GOAL » Write out every entry exactly as given, but omit the pictures.

ENTRIES PROVIDED »
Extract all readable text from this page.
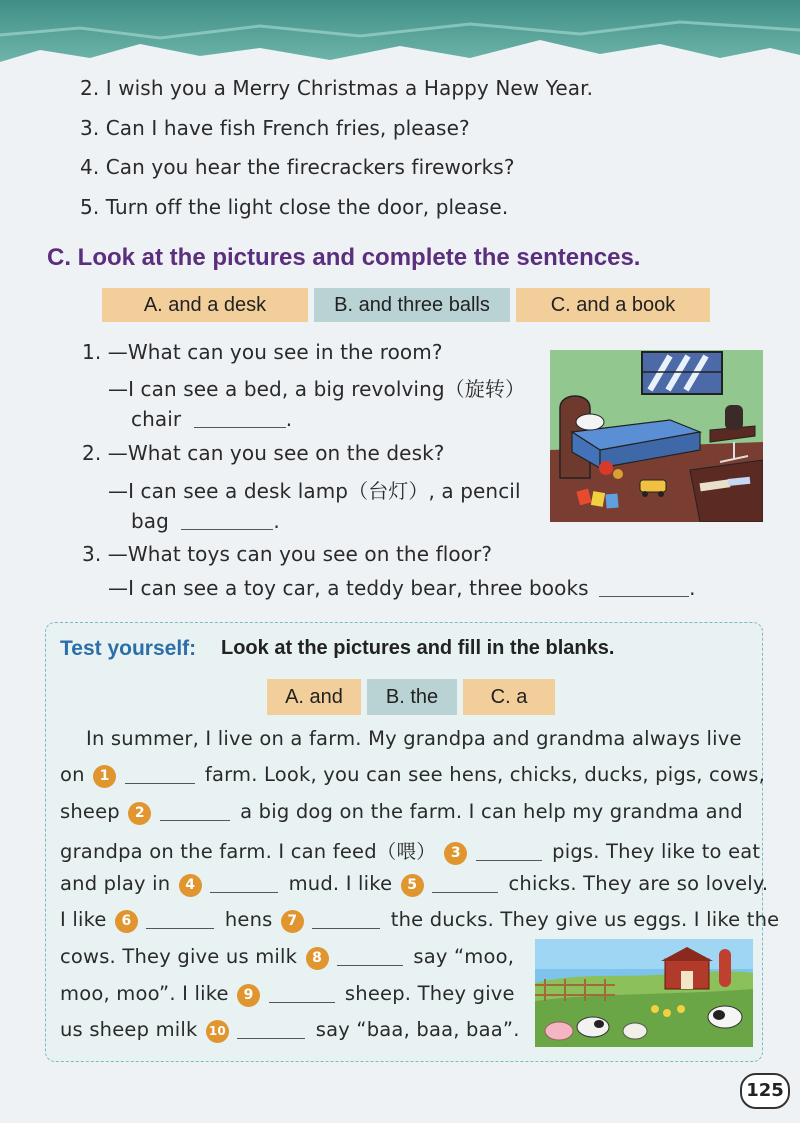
2. I wish you a Merry Christmas a Happy New Year.
3. Can I have fish French fries, please?
4. Can you hear the firecrackers fireworks?
5. Turn off the light close the door, please.
C. Look at the pictures and complete the sentences.
A. and a desk	B. and three balls	C. and a book
1. —What can you see in the room?
—I can see a bed, a big revolving（旋转）
chair	.
2. —What can you see on the desk?
—I can see a desk lamp（台灯）, a pencil
bag	.
3. —What toys can you see on the floor?
—I can see a toy car, a teddy bear, three books	.
Test yourself: Look at the pictures and fill in the blanks.
A. and	B. the	C. a
In summer, I live on a farm. My grandpa and grandma always live
on 1	farm. Look, you can see hens, chicks, ducks, pigs, cows,
sheep 2	a big dog on the farm. I can help my grandma and
grandpa on the farm. I can feed（喂） 3	pigs. They like to eat
and play in 4	mud. I like 5	chicks. They are so lovely.
I like 6	hens 7	the ducks. They give us eggs. I like the
cows. They give us milk 8	say “moo,
moo, moo”. I like 9	sheep. They give
us sheep milk 10	say “baa, baa, baa”.
125
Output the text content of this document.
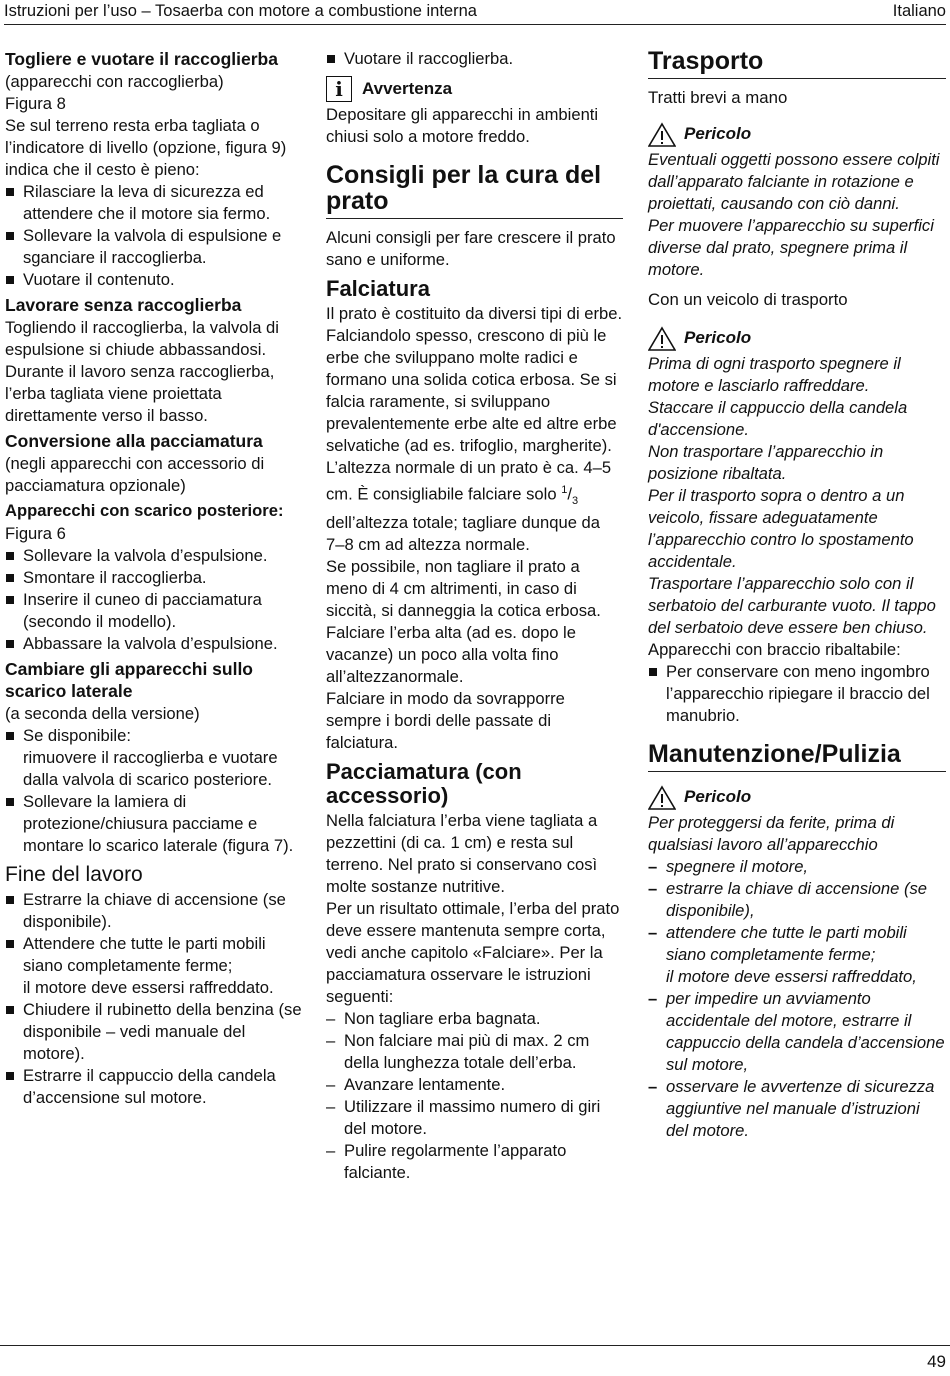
Istruzioni per l’uso – Tosaerba con motore a combustione interna	Italiano
Togliere e vuotare il raccoglierba

(apparecchi con raccoglierba)

Figura 8

Se sul terreno resta erba tagliata o l’indicatore di livello (opzione, figura 9) indica che il cesto è pieno:

Rilasciare la leva di sicurezza ed attendere che il motore sia fermo.
Sollevare la valvola di espulsione e sganciare il raccoglierba.
Vuotare il contenuto.
Lavorare senza raccoglierba

Togliendo il raccoglierba, la valvola di espulsione si chiude abbassandosi. Durante il lavoro senza raccoglierba, l’erba tagliata viene proiettata direttamente verso il basso.

Conversione alla pacciamatura

(negli apparecchi con accessorio di pacciamatura opzionale)

Apparecchi con scarico posteriore:

Figura 6

Sollevare la valvola d’espulsione.
Smontare il raccoglierba.
Inserire il cuneo di pacciamatura (secondo il modello).
Abbassare la valvola d’espulsione.
Cambiare gli apparecchi sullo scarico laterale

(a seconda della versione)

Se disponibile:
rimuovere il raccoglierba e vuotare dalla valvola di scarico posteriore.
Sollevare la lamiera di protezione/chiusura pacciame e montare lo scarico laterale (figura 7).
Fine del lavoro
Estrarre la chiave di accensione (se disponibile).
Attendere che tutte le parti mobili siano completamente ferme;
il motore deve essersi raffreddato.
Chiudere il rubinetto della benzina (se disponibile – vedi manuale del motore).
Estrarre il cappuccio della candela d’accensione sul motore.
Vuotare il raccoglierba.
i	Avvertenza

Depositare gli apparecchi in ambienti chiusi solo a motore freddo.

Consigli per la cura del prato

Alcuni consigli per fare crescere il prato sano e uniforme.

Falciatura

Il prato è costituito da diversi tipi di erbe. Falciandolo spesso, crescono di più le erbe che sviluppano molte radici e formano una solida cotica erbosa. Se si falcia raramente, si sviluppano prevalentemente erbe alte ed altre erbe selvatiche (ad es. trifoglio, margherite).

L’altezza normale di un prato è ca. 4–5 cm. È consigliabile falciare solo $^1/_3$ dell’altezza totale; tagliare dunque da 7–8 cm ad altezza normale.

Se possibile, non tagliare il prato a meno di 4 cm altrimenti, in caso di siccità, si danneggia la cotica erbosa.

Falciare l’erba alta (ad es. dopo le vacanze) un poco alla volta fino all’altezzanormale.

Falciare in modo da sovrapporre sempre i bordi delle passate di falciatura.

Pacciamatura (con accessorio)

Nella falciatura l’erba viene tagliata a pezzettini (di ca. 1 cm) e resta sul terreno. Nel prato si conservano così molte sostanze nutritive.

Per un risultato ottimale, l’erba del prato deve essere mantenuta sempre corta, vedi anche capitolo «Falciare». Per la pacciamatura osservare le istruzioni seguenti:

– Non tagliare erba bagnata.
– Non falciare mai più di max. 2 cm della lunghezza totale dell’erba.
– Avanzare lentamente.
– Utilizzare il massimo numero di giri del motore.
– Pulire regolarmente l’apparato falciante.
Trasporto
Tratti brevi a mano
Pericolo

Eventuali oggetti possono essere colpiti dall’apparato falciante in rotazione e proiettati, causando con ciò danni.

Per muovere l’apparecchio su superfici diverse dal prato, spegnere prima il motore.

Con un veicolo di trasporto
Pericolo

Prima di ogni trasporto spegnere il motore e lasciarlo raffreddare.

Staccare il cappuccio della candela d'accensione.

Non trasportare l’apparecchio in posizione ribaltata.

Per il trasporto sopra o dentro a un veicolo, fissare adeguatamente l’apparecchio contro lo spostamento accidentale.

Trasportare l’apparecchio solo con il serbatoio del carburante vuoto. Il tappo del serbatoio deve essere ben chiuso.

Apparecchi con braccio ribaltabile:

Per conservare con meno ingombro l’apparecchio ripiegare il braccio del manubrio.
Manutenzione/Pulizia
Pericolo

Per proteggersi da ferite, prima di qualsiasi lavoro all’apparecchio

– spegnere il motore,
– estrarre la chiave di accensione (se disponibile),
– attendere che tutte le parti mobili siano completamente ferme;
il motore deve essersi raffreddato,
– per impedire un avviamento accidentale del motore, estrarre il cappuccio della candela d’accensione sul motore,
– osservare le avvertenze di sicurezza aggiuntive nel manuale d’istruzioni del motore.
49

TASK OUTPUT »
Extract all readable text from this page.
2. I wish you a Merry Christmas a Happy New Year.
3. Can I have fish French fries, please?
4. Can you hear the firecrackers fireworks?
5. Turn off the light close the door, please.
C. Look at the pictures and complete the sentences.
A. and a desk	B. and three balls	C. and a book
1. —What can you see in the room?
—I can see a bed, a big revolving（旋转）
chair	.
2. —What can you see on the desk?
—I can see a desk lamp（台灯）, a pencil
bag	.
3. —What toys can you see on the floor?
—I can see a toy car, a teddy bear, three books	.
Test yourself: Look at the pictures and fill in the blanks.
A. and	B. the	C. a
In summer, I live on a farm. My grandpa and grandma always live
on 1	farm. Look, you can see hens, chicks, ducks, pigs, cows,
sheep 2	a big dog on the farm. I can help my grandma and
grandpa on the farm. I can feed（喂） 3	pigs. They like to eat
and play in 4	mud. I like 5	chicks. They are so lovely.
I like 6	hens 7	the ducks. They give us eggs. I like the
cows. They give us milk 8	say “moo,
moo, moo”. I like 9	sheep. They give
us sheep milk 10	say “baa, baa, baa”.
125
Output the text content of this document.
Istruzioni per l’uso – Tosaerba con motore a combustione interna	Italiano
Togliere e vuotare il raccoglierba

(apparecchi con raccoglierba)

Figura 8

Se sul terreno resta erba tagliata o l’indicatore di livello (opzione, figura 9) indica che il cesto è pieno:

Rilasciare la leva di sicurezza ed attendere che il motore sia fermo.
Sollevare la valvola di espulsione e sganciare il raccoglierba.
Vuotare il contenuto.
Lavorare senza raccoglierba

Togliendo il raccoglierba, la valvola di espulsione si chiude abbassandosi. Durante il lavoro senza raccoglierba, l’erba tagliata viene proiettata direttamente verso il basso.

Conversione alla pacciamatura

(negli apparecchi con accessorio di pacciamatura opzionale)

Apparecchi con scarico posteriore:

Figura 6

Sollevare la valvola d’espulsione.
Smontare il raccoglierba.
Inserire il cuneo di pacciamatura (secondo il modello).
Abbassare la valvola d’espulsione.
Cambiare gli apparecchi sullo scarico laterale

(a seconda della versione)

Se disponibile:
rimuovere il raccoglierba e vuotare dalla valvola di scarico posteriore.
Sollevare la lamiera di protezione/chiusura pacciame e montare lo scarico laterale (figura 7).
Fine del lavoro
Estrarre la chiave di accensione (se disponibile).
Attendere che tutte le parti mobili siano completamente ferme;
il motore deve essersi raffreddato.
Chiudere il rubinetto della benzina (se disponibile – vedi manuale del motore).
Estrarre il cappuccio della candela d’accensione sul motore.
Vuotare il raccoglierba.
i	Avvertenza

Depositare gli apparecchi in ambienti chiusi solo a motore freddo.

Consigli per la cura del prato

Alcuni consigli per fare crescere il prato sano e uniforme.

Falciatura

Il prato è costituito da diversi tipi di erbe. Falciandolo spesso, crescono di più le erbe che sviluppano molte radici e formano una solida cotica erbosa. Se si falcia raramente, si sviluppano prevalentemente erbe alte ed altre erbe selvatiche (ad es. trifoglio, margherite).

L’altezza normale di un prato è ca. 4–5 cm. È consigliabile falciare solo $^1/_3$ dell’altezza totale; tagliare dunque da 7–8 cm ad altezza normale.

Se possibile, non tagliare il prato a meno di 4 cm altrimenti, in caso di siccità, si danneggia la cotica erbosa.

Falciare l’erba alta (ad es. dopo le vacanze) un poco alla volta fino all’altezzanormale.

Falciare in modo da sovrapporre sempre i bordi delle passate di falciatura.

Pacciamatura (con accessorio)

Nella falciatura l’erba viene tagliata a pezzettini (di ca. 1 cm) e resta sul terreno. Nel prato si conservano così molte sostanze nutritive.

Per un risultato ottimale, l’erba del prato deve essere mantenuta sempre corta, vedi anche capitolo «Falciare». Per la pacciamatura osservare le istruzioni seguenti:

– Non tagliare erba bagnata.
– Non falciare mai più di max. 2 cm della lunghezza totale dell’erba.
– Avanzare lentamente.
– Utilizzare il massimo numero di giri del motore.
– Pulire regolarmente l’apparato falciante.
Trasporto
Tratti brevi a mano
Pericolo

Eventuali oggetti possono essere colpiti dall’apparato falciante in rotazione e proiettati, causando con ciò danni.

Per muovere l’apparecchio su superfici diverse dal prato, spegnere prima il motore.

Con un veicolo di trasporto
Pericolo

Prima di ogni trasporto spegnere il motore e lasciarlo raffreddare.

Staccare il cappuccio della candela d'accensione.

Non trasportare l’apparecchio in posizione ribaltata.

Per il trasporto sopra o dentro a un veicolo, fissare adeguatamente l’apparecchio contro lo spostamento accidentale.

Trasportare l’apparecchio solo con il serbatoio del carburante vuoto. Il tappo del serbatoio deve essere ben chiuso.

Apparecchi con braccio ribaltabile:

Per conservare con meno ingombro l’apparecchio ripiegare il braccio del manubrio.
Manutenzione/Pulizia
Pericolo

Per proteggersi da ferite, prima di qualsiasi lavoro all’apparecchio

– spegnere il motore,
– estrarre la chiave di accensione (se disponibile),
– attendere che tutte le parti mobili siano completamente ferme;
il motore deve essersi raffreddato,
– per impedire un avviamento accidentale del motore, estrarre il cappuccio della candela d’accensione sul motore,
– osservare le avvertenze di sicurezza aggiuntive nel manuale d’istruzioni del motore.
49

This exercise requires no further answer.